Sociedade

Manuel Miguéns: “A educação em Portugal não pode passar ao lado da revolução digital”

5 set 2019 00:00

Entrevista | O secretário-geral do Conselho Nacional de Educação (CNE) considera que educar é um acto relacional, pelo que os computadores nunca substituirão os professores

A escola que somos hoje é o tema do Fórum Educação de Leiria, onde irá intervir. E que escola somos hoje? 
Portugal conseguiu, nas últimas décadas, melhorar muito o quadro na educação, com avanços muito significativos. Basta ver a evolução dos desempenhos nos programas internacionais. Quando olhamos para as estatísticas, seja do abandono ou da retenção, onde habitualmente temos níveis elevados, temos melhorado. Costumo dizer que em Portugal há uma situação de 'sim, mas' e traduz-se da seguinte forma: mais cidadãos a concluir o ensino secundário, mais pessoas com o ensino superior, menos pessoas a abandonar e maior inclusão. Mas... quando nos vamos comparar com os países com os quais nos gostamos de comparar surge um mas. Os outros países não estão parados e também evoluíram. Portanto, ainda temos de fazer esforços significativos para ter os jovens mais tempo a estudar, com mais qualificação para a população e melhores desempenhos.

Deve haver ou não retenção?
O CNE tem dado atenção à retenção há muitos anos. A retenção é a solução mais cara e a menos eficaz. Então por que é que ainda a usamos bastante? Isto é polémico porque muitas vezes se fazem interpretações erradas, como dizer que vão passar todos, mesmo sem saberem. O ponto não é esse. É encontrar soluções para que eles possam melhorar e ultrapassar as suas dificuldades para poderem passar. Os famosos chumbos como forma de fazer com que as crianças aprendam, acabam por se acumular no tempo até que o aluno abandona a escola, mas tem havido uma evolução nas escolas no sentido de encontrar formas de ajudar as crianças com maiores dificuldades a aprenderem, como forma de evitar a sua retenção. Quando falamos das dificuldades de aprendizagem era importante que a formação dos professores, quer a inicial quer a contínua, desse uma atenção particular ao trabalho com esses alunos e ao trabalho sobre a avaliação formativa e a capacidade de utilizar a avaliação para ensinar. Não podemos centrar-nos apenas nos miúdos com dificuldades de aprendizagem. Até parece que não queremos saber dos que são muito bons. Acredito que os jovens que são muito bons é que poderão ser líderes e estarão em lugares chave no País. Portanto, não podemos desperdiçar talento. A escola também tem de encontrar formas de ajudar a progredir e a evoluir os que são muito bons e dar-lhes oportunidades de desenvolverem o seu potencial o mais possível.

▶ **Dados recolhidos**:
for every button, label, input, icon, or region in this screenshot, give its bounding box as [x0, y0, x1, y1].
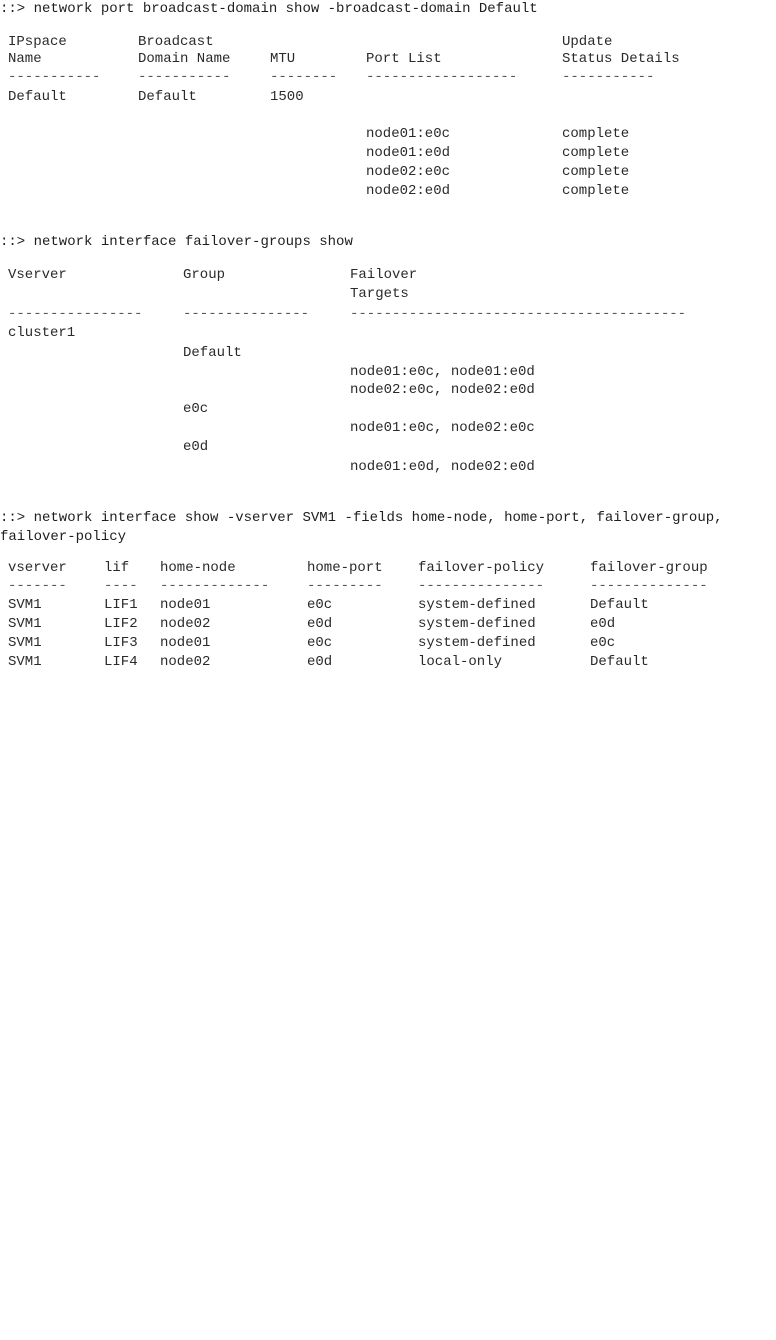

▶ **Lista de tarefas**:
1) Transcreva do excerto a parte que abre com as palavras que contêm "Portugal conseguiu, nas" e fecha com "e melhores desempenhos.".
2) Passe para inglês esta frase do excerto: "A retenção é a solução mais cara e a menos eficaz."
Os dados são material à parte, sem ligação ao excerto.

▶ **Em resposta**:
1)
Portugal conseguiu, nas últimas décadas, melhorar muito o quadro na educação, com avanços muito significativos. Basta ver a evolução dos desempenhos nos programas internacionais. Quando olhamos para as estatísticas, seja do abandono ou da retenção, onde habitualmente temos níveis elevados, temos melhorado. Costumo dizer que em Portugal há uma situação de 'sim, mas' e traduz-se da seguinte forma: mais cidadãos a concluir o ensino secundário, mais pessoas com o ensino superior, menos pessoas a abandonar e maior inclusão. Mas... quando nos vamos comparar com os países com os quais nos gostamos de comparar surge um mas. Os outros países não estão parados e também evoluíram. Portanto, ainda temos de fazer esforços significativos para ter os jovens mais tempo a estudar, com mais qualificação para a população e melhores desempenhos.

2) Retention is the most expensive and the least effective solution.